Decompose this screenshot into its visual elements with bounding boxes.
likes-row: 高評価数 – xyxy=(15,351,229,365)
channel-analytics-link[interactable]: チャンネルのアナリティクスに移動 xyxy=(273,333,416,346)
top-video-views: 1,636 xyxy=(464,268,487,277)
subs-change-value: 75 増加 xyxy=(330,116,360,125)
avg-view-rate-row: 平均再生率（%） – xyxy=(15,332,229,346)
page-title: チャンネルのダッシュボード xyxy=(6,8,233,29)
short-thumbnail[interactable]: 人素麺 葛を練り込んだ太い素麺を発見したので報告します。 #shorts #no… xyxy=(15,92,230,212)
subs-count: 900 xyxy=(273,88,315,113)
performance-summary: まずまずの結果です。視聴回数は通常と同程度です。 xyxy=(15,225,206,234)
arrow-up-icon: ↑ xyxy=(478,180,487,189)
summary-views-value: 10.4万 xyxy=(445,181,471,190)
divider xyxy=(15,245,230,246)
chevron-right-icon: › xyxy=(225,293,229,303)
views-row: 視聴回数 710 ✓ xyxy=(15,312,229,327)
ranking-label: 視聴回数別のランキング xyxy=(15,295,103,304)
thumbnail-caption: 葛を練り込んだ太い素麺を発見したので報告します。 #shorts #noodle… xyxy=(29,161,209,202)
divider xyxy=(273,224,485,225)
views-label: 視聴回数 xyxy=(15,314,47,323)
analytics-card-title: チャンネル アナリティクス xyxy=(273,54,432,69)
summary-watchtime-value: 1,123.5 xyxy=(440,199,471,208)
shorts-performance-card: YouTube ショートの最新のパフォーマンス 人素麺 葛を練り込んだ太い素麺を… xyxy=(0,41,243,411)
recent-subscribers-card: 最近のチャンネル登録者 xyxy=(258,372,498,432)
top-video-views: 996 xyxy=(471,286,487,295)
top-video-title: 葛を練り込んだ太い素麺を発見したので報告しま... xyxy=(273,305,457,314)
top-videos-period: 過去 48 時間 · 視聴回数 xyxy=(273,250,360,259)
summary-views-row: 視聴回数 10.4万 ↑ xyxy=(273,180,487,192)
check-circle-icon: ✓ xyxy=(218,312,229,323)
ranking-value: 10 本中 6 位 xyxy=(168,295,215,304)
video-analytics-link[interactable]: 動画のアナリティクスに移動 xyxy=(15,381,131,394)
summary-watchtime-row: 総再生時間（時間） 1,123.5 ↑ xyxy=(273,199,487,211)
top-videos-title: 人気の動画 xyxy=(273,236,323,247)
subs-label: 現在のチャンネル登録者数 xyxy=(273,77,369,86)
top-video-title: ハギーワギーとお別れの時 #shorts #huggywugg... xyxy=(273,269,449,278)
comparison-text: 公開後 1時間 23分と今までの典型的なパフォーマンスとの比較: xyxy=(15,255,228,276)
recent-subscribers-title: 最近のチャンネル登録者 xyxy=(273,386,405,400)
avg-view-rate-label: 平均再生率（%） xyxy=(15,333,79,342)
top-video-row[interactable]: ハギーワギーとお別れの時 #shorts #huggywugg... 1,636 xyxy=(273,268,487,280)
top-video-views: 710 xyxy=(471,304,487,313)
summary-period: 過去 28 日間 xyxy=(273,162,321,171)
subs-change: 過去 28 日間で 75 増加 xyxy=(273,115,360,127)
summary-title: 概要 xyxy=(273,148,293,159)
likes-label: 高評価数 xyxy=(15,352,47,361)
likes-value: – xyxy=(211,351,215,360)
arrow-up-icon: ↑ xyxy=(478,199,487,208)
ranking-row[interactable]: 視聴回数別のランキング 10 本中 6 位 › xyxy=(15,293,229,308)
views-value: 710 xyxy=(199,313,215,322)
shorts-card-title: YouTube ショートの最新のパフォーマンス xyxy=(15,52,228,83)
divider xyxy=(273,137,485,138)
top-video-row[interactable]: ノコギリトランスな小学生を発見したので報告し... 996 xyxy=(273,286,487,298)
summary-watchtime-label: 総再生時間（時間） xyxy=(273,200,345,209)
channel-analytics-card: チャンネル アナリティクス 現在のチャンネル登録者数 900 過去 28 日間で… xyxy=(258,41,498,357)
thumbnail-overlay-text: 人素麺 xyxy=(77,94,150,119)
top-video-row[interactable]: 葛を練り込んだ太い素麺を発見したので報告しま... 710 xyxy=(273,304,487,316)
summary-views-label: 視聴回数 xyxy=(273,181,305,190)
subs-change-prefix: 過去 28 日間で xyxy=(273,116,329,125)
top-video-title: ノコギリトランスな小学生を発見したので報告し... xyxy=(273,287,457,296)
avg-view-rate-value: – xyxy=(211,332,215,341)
• • • • • • •
• **WHAT YOU NEED TO DO**
Could you rename "top-video-row" to "popular-video-row" wherever it appears in the records above and write them all out again with nothing else changed?

• **SOLUTION FOR THIS EXERCISE**
Decompose this screenshot into its visual elements with bounding boxes.
likes-row: 高評価数 – xyxy=(15,351,229,365)
channel-analytics-link[interactable]: チャンネルのアナリティクスに移動 xyxy=(273,333,416,346)
top-video-views: 1,636 xyxy=(464,268,487,277)
subs-change-value: 75 増加 xyxy=(330,116,360,125)
avg-view-rate-row: 平均再生率（%） – xyxy=(15,332,229,346)
page-title: チャンネルのダッシュボード xyxy=(6,8,233,29)
short-thumbnail[interactable]: 人素麺 葛を練り込んだ太い素麺を発見したので報告します。 #shorts #no… xyxy=(15,92,230,212)
subs-count: 900 xyxy=(273,88,315,113)
performance-summary: まずまずの結果です。視聴回数は通常と同程度です。 xyxy=(15,225,206,234)
arrow-up-icon: ↑ xyxy=(478,180,487,189)
summary-views-value: 10.4万 xyxy=(445,181,471,190)
divider xyxy=(15,245,230,246)
chevron-right-icon: › xyxy=(225,293,229,303)
views-row: 視聴回数 710 ✓ xyxy=(15,312,229,327)
ranking-label: 視聴回数別のランキング xyxy=(15,295,103,304)
thumbnail-caption: 葛を練り込んだ太い素麺を発見したので報告します。 #shorts #noodle… xyxy=(29,161,209,202)
divider xyxy=(273,224,485,225)
views-label: 視聴回数 xyxy=(15,314,47,323)
analytics-card-title: チャンネル アナリティクス xyxy=(273,54,432,69)
summary-watchtime-value: 1,123.5 xyxy=(440,199,471,208)
shorts-performance-card: YouTube ショートの最新のパフォーマンス 人素麺 葛を練り込んだ太い素麺を… xyxy=(0,41,243,411)
recent-subscribers-card: 最近のチャンネル登録者 xyxy=(258,372,498,432)
top-video-views: 996 xyxy=(471,286,487,295)
top-video-title: 葛を練り込んだ太い素麺を発見したので報告しま... xyxy=(273,305,457,314)
top-videos-period: 過去 48 時間 · 視聴回数 xyxy=(273,250,360,259)
summary-views-row: 視聴回数 10.4万 ↑ xyxy=(273,180,487,192)
check-circle-icon: ✓ xyxy=(218,312,229,323)
ranking-value: 10 本中 6 位 xyxy=(168,295,215,304)
video-analytics-link[interactable]: 動画のアナリティクスに移動 xyxy=(15,381,131,394)
summary-watchtime-row: 総再生時間（時間） 1,123.5 ↑ xyxy=(273,199,487,211)
top-videos-title: 人気の動画 xyxy=(273,236,323,247)
subs-label: 現在のチャンネル登録者数 xyxy=(273,77,369,86)
top-video-title: ハギーワギーとお別れの時 #shorts #huggywugg... xyxy=(273,269,449,278)
comparison-text: 公開後 1時間 23分と今までの典型的なパフォーマンスとの比較: xyxy=(15,255,228,276)
recent-subscribers-title: 最近のチャンネル登録者 xyxy=(273,386,405,400)
avg-view-rate-label: 平均再生率（%） xyxy=(15,333,79,342)
popular-video-row[interactable]: ハギーワギーとお別れの時 #shorts #huggywugg... 1,636 xyxy=(273,268,487,280)
top-video-views: 710 xyxy=(471,304,487,313)
summary-period: 過去 28 日間 xyxy=(273,162,321,171)
subs-change: 過去 28 日間で 75 増加 xyxy=(273,115,360,127)
summary-title: 概要 xyxy=(273,148,293,159)
likes-label: 高評価数 xyxy=(15,352,47,361)
likes-value: – xyxy=(211,351,215,360)
arrow-up-icon: ↑ xyxy=(478,199,487,208)
ranking-row[interactable]: 視聴回数別のランキング 10 本中 6 位 › xyxy=(15,293,229,308)
views-value: 710 xyxy=(199,313,215,322)
shorts-card-title: YouTube ショートの最新のパフォーマンス xyxy=(15,52,228,83)
divider xyxy=(273,137,485,138)
popular-video-row[interactable]: ノコギリトランスな小学生を発見したので報告し... 996 xyxy=(273,286,487,298)
summary-watchtime-label: 総再生時間（時間） xyxy=(273,200,345,209)
channel-analytics-card: チャンネル アナリティクス 現在のチャンネル登録者数 900 過去 28 日間で… xyxy=(258,41,498,357)
thumbnail-overlay-text: 人素麺 xyxy=(77,94,150,119)
popular-video-row[interactable]: 葛を練り込んだ太い素麺を発見したので報告しま... 710 xyxy=(273,304,487,316)
summary-views-label: 視聴回数 xyxy=(273,181,305,190)
subs-change-prefix: 過去 28 日間で xyxy=(273,116,329,125)
top-video-title: ノコギリトランスな小学生を発見したので報告し... xyxy=(273,287,457,296)
avg-view-rate-value: – xyxy=(211,332,215,341)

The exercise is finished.